Maryland’s “Ag Tag”: Over 20 Years of Supporting Ag Education
By: Secretary Joseph Bartenfelder
Maryland Department of Agriculture
Published by The Delmarva Farmer on June 7, 2022
The “Ag Tag” has been on our Maryland highways since 2001. Today, I would like to take a moment to celebrate this bright orange license plate that reminds us all of the importance of our great farmers. Created by the Maryland Agricultural Education Foundation (MAEF) as a tool to raise funds for the nonprofit, the Ag Tag has succeeded wonderfully. The tags, which cost an extra $10 for motor vehicle owners, have raised more than $12 million in 21 years. You’ll see Ag Tags with everything from “MDA 1,” “YO SOY,” “AG TERP,” to “VINEGIRL” and “FRMCHIC”. All proud Marylanders who want to support our farmers and celebrate agriculture.
The Ag Tag funds support K-12 and post-secondary opportunities to increase agricultural education and literacy, including MAEF’s Mobile Science Labs, professional development programs for teachers, ag literacy book programs, & “Lab in a Box”; kits, garden grants, Maryland Future Farmers of America (FFA) and support for ag science teachers, and much much more.
MAEF was founded in 1989 by farmers and teachers with a goal of doing all they could to teach kids about agriculture. The organization has since taken off! MAEF celebrated 1 million students reached through elementary education programming in 2019, and kept right on going, even through the COVID- 19 pandemic, providing online resources through their website and social media, issuing grants for garden kits, offering Virtual Farm Field Trips, and reformatting Maryland FFA competitions to online platforms.
MAEF reaches Maryland children from Baltimore to Ocean City, from Dunkirk to Deep Creek Lake with learning experiences that explain where our food comes from and how farmers produce it. The organization’s three Mobile Science Labs offer 50-minute experiments that allow students to really dig into agriculture.
MAEF also offers classes for Maryland teachers that show them how to use agriculture to help young minds explore the world around them. The teachers are able to use agriculture as an experiential teaching tool for the state’s core curricula of science, social studies, life skills, mathematics and language arts, and craft their love for the Bay and nature.
The Ag Tag is succeeding for our state. It supports all of this and more. Ag students become better informed citizens who will shape our future with at least some knowledge of where their food comes from. As for me, I always have Ag Tags on my truck.

[Exercise prompt]:
List every license plate lettering that the Ag Tag article gives as an example.

[Recorded data]:
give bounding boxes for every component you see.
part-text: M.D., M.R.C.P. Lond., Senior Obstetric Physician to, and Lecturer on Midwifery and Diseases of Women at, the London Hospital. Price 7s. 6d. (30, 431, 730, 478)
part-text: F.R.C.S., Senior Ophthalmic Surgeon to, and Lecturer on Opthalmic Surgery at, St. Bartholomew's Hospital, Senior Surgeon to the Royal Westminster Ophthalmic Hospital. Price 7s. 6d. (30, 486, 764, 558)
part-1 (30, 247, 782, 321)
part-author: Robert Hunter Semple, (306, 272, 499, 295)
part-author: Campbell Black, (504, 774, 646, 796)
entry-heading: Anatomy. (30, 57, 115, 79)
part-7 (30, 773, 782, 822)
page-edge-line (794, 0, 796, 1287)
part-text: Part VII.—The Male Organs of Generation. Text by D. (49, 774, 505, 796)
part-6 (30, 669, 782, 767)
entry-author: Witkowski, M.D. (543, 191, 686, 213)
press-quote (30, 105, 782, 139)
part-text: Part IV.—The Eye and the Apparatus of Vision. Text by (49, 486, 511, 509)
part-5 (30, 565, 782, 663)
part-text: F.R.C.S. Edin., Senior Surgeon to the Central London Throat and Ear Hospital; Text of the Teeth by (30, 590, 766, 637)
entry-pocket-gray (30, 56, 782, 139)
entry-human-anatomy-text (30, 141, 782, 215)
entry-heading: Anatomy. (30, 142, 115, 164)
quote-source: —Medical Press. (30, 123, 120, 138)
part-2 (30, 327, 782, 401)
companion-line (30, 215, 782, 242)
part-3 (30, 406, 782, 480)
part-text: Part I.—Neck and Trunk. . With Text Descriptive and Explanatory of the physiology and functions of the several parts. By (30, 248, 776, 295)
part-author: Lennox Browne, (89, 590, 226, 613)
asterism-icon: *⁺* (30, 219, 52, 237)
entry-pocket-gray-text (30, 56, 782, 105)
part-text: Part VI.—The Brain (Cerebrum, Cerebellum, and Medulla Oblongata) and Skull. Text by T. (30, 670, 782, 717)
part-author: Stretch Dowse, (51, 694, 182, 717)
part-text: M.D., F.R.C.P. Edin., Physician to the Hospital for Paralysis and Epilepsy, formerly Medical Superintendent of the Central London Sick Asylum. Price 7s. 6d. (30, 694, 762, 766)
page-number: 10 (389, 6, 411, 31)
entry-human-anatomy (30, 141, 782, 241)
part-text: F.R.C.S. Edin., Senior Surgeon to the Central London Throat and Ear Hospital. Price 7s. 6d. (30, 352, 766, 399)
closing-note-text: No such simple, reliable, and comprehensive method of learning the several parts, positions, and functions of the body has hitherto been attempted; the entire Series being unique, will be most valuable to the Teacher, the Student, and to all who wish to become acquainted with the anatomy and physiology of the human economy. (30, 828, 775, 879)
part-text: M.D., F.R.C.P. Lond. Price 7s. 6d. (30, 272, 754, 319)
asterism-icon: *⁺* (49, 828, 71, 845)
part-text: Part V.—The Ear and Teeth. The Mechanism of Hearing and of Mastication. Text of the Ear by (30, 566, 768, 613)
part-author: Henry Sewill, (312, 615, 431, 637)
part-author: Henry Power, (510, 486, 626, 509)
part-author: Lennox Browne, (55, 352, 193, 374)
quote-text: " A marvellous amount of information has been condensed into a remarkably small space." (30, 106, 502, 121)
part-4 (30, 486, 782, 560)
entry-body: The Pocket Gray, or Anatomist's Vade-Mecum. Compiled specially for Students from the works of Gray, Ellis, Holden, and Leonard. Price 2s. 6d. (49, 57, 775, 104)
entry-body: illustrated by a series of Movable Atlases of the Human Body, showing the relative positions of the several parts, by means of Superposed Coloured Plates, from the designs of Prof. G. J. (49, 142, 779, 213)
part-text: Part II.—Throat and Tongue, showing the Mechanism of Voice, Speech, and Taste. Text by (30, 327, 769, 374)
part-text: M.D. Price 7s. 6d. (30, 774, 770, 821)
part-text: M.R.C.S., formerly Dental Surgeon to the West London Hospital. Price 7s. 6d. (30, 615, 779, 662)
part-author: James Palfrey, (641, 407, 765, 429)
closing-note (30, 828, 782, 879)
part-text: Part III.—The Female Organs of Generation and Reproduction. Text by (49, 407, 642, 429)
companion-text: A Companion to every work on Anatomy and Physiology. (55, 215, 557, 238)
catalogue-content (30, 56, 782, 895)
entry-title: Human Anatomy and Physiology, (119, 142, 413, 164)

[Answer to this task]:
"MDA 1", "YO SOY", "AG TERP", "VINEGIRL", "FRMCHIC"